=== Fragmento propuesto ===
::::

Cuando nos vemos rodeados y abrumados por matanzas ocasionadas por otros seres de nuestra especie es fácil dejarse llevar por las emociones. Lo inhumano sería que masacres, limpiezas étnicas y genocidios no nos afectaran.

Sin embargo, creo que tras el espanto de las barbaridades, siempre conviene enfriarse e intentar ser tan frío y calculador como los perpetradores a la hora de buscar la mejor forma de denunciar y buscar justicia ante las atrocidades.

Lo malo del enfoque emocional o emotivo es que, sin darnos cuenta, puede llevarnos al fanatismo. El diccionario nos dice que el fanatismo es el apasionamiento y tenacidad desmedida en la defensa de creencias u opiniones. Dicen que el mal periodismo sigue la máxima de que no dejes que la realidad te estropee un buen titular. Pues el fanatismo es igual en el terreno emotivo. No dejes que un análisis frío de la realidad te estropee una emoción que te hace sentir puro y en posesión del Bien con mayúscula. Decía Bertrand Russel que el principal problema de este mundo es que los tontos y los fanáticos siempre están seguros de sí mismos, mientras que la gente inteligente anda llena de dudas.

::::

=== Consigna del ejercicio ===
Continúa el texto de arriba sobre las emociones y el fanatismo ante las matanzas, empezando justo después de su última frase.

::::

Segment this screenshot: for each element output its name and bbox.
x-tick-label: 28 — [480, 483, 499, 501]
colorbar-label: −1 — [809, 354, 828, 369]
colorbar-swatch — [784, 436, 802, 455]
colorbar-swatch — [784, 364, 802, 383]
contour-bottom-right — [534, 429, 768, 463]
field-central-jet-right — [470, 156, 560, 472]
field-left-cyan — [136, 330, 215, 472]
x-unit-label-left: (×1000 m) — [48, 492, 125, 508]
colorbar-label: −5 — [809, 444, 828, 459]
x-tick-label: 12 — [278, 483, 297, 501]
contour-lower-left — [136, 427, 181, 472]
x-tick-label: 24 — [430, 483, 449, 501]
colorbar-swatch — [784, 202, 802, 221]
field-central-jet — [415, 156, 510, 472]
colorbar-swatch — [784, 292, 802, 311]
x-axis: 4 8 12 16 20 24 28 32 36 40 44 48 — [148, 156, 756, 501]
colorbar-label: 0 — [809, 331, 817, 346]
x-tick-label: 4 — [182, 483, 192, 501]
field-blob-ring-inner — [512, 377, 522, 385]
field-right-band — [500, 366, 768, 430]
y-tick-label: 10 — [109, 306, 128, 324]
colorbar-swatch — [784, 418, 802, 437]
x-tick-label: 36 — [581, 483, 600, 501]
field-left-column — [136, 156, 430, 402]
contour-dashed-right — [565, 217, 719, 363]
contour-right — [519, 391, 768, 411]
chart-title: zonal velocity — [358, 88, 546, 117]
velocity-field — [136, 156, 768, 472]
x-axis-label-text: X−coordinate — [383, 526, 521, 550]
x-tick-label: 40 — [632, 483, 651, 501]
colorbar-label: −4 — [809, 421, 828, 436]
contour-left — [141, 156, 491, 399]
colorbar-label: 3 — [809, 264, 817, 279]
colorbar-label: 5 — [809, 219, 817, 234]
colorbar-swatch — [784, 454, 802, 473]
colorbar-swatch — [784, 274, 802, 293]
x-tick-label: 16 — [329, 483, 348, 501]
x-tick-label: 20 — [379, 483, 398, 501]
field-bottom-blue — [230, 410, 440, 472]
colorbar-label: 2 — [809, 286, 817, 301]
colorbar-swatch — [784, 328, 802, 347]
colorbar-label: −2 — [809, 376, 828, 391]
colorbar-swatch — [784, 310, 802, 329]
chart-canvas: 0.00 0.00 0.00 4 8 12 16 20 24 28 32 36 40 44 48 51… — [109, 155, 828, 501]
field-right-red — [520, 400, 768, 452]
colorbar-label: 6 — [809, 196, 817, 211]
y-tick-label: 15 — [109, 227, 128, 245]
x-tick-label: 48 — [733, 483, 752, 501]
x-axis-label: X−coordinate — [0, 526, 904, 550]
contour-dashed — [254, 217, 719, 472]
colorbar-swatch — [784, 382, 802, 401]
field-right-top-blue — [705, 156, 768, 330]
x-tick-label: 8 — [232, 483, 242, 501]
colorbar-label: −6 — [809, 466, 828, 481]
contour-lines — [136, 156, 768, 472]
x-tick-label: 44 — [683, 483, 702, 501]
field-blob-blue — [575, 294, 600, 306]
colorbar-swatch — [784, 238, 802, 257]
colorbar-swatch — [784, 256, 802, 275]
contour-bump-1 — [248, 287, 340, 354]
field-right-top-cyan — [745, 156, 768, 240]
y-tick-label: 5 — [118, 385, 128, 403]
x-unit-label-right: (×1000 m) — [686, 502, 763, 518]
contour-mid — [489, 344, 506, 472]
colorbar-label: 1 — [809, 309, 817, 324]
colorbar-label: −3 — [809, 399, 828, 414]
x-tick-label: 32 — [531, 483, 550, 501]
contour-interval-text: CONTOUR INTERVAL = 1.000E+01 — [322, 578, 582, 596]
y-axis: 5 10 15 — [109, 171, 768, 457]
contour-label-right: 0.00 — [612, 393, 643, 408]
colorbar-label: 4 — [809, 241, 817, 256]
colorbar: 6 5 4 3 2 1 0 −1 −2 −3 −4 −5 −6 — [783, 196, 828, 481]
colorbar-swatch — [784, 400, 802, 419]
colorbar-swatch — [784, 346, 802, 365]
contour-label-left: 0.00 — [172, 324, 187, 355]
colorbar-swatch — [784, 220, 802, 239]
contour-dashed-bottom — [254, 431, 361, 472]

::::

=== Respuesta al ejercicio ===
Voltaire, en su Tratado sobre la Tolerancia, aseveraba que cuando el fanatismo ha gangrenado el cerebro, la enfermedad es casi incurable. Y así es. El fanatismo, con su deseo de imponer las propias ideas, otorgándoles el carácter de incuestionables, hace que desprecies a quienes opinan distinto y te puede llevar a tener una visión cuadriculada de las cosas: todo es sencillo: los perpetradores incluso pueden ser buenos si se alinean con tus emociones.

A los fanáticos, del tipo que sean, no se les ayuda con hechos. Los hechos son irrelevantes e incluso son descalificados ante la emoción. El conocimiento no consigue diluir emociones. Las matanzas no son buenas o malas según quien las perpetre. Se han de condenar de por sí solas, por sus víctimas, por las dinámicas que generan, y no en base a quién las perpetre.